Exercise brief »
Find the string "title" in the listing and report every line that has it.

-*-

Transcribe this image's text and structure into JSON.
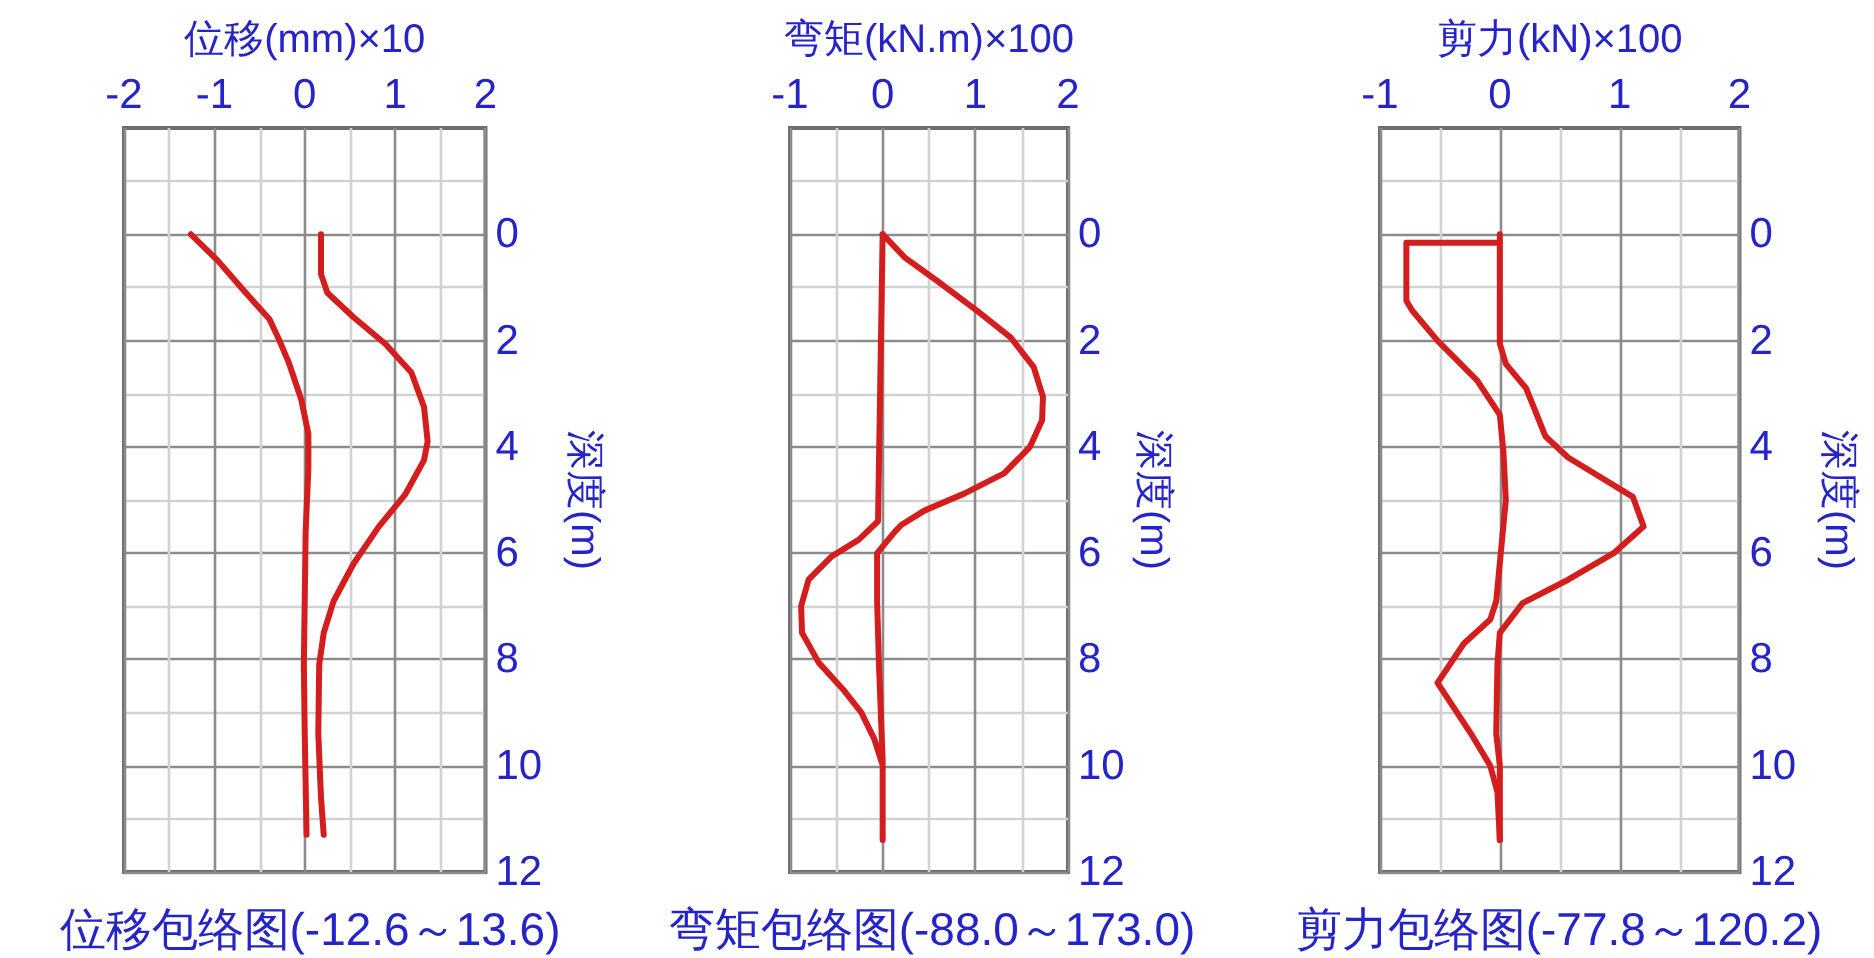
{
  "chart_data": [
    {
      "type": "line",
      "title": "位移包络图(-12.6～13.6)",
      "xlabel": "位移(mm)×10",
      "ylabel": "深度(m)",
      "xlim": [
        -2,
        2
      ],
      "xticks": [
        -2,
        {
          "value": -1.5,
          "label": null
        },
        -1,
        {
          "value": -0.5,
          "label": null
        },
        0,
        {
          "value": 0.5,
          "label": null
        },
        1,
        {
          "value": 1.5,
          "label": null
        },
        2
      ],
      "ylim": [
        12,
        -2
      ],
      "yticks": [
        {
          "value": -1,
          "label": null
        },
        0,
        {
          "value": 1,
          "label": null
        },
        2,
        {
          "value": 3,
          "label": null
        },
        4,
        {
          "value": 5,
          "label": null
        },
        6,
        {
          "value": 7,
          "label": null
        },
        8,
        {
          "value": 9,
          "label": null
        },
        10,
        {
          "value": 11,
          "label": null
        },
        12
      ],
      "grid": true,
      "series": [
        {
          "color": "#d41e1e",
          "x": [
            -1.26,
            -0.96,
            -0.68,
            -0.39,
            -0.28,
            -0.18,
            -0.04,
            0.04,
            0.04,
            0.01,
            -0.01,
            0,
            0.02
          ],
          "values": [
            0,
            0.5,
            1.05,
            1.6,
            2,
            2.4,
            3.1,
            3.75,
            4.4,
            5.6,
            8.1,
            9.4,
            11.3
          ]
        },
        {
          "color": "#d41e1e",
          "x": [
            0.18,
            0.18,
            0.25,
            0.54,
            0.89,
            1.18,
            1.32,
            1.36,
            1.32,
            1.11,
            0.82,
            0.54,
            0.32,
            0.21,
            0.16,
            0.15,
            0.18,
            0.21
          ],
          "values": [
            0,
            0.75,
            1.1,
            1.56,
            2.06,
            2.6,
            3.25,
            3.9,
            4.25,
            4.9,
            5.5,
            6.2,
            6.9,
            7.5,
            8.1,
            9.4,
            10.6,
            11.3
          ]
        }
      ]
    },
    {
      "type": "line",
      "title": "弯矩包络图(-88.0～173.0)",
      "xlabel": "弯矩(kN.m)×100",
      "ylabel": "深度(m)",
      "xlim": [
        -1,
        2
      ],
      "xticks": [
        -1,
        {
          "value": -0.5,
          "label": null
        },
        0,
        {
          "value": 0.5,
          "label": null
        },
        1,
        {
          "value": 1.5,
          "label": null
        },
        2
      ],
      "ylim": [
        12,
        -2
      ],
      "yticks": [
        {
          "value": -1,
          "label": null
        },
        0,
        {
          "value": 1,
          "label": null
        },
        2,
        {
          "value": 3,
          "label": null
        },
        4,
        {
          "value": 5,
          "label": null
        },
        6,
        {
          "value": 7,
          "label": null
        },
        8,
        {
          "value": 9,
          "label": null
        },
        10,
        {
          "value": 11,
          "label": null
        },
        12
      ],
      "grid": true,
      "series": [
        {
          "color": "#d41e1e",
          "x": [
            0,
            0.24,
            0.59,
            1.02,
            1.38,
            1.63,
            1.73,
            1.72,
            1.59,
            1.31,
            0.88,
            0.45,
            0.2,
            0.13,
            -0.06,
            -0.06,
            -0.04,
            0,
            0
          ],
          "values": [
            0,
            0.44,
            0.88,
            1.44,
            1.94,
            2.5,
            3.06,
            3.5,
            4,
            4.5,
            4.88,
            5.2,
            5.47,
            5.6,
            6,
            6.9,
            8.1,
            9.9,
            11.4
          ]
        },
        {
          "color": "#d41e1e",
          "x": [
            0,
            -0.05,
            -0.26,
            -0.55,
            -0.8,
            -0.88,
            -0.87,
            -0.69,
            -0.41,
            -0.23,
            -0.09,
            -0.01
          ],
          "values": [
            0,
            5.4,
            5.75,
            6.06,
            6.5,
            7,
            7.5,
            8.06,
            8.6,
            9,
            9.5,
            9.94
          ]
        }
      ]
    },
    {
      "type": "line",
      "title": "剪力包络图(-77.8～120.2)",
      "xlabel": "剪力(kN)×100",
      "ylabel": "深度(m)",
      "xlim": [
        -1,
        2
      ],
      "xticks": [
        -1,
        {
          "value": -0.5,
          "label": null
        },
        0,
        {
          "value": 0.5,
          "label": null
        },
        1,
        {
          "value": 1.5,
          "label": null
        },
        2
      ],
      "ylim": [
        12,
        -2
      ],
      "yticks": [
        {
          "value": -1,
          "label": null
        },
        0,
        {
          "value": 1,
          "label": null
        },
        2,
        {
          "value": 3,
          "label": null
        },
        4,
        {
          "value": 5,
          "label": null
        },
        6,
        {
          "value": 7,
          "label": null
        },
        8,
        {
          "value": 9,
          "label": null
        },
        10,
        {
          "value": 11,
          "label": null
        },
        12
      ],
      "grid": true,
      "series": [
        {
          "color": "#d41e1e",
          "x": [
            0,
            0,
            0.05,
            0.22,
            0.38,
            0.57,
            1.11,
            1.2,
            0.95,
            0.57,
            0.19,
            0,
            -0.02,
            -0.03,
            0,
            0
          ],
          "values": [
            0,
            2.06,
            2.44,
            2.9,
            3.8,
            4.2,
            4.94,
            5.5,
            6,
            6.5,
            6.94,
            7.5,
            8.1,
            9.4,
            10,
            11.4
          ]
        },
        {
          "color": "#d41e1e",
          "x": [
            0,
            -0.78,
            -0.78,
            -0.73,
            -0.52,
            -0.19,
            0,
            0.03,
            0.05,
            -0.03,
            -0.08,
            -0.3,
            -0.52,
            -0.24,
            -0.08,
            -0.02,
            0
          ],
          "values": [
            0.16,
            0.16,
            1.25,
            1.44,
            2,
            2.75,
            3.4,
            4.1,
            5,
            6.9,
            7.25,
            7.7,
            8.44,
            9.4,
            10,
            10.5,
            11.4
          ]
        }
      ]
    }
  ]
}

-*-

Full output »
      "title": "位移包络图(-12.6～13.6)",
      "title": "弯矩包络图(-88.0～173.0)",
      "title": "剪力包络图(-77.8～120.2)",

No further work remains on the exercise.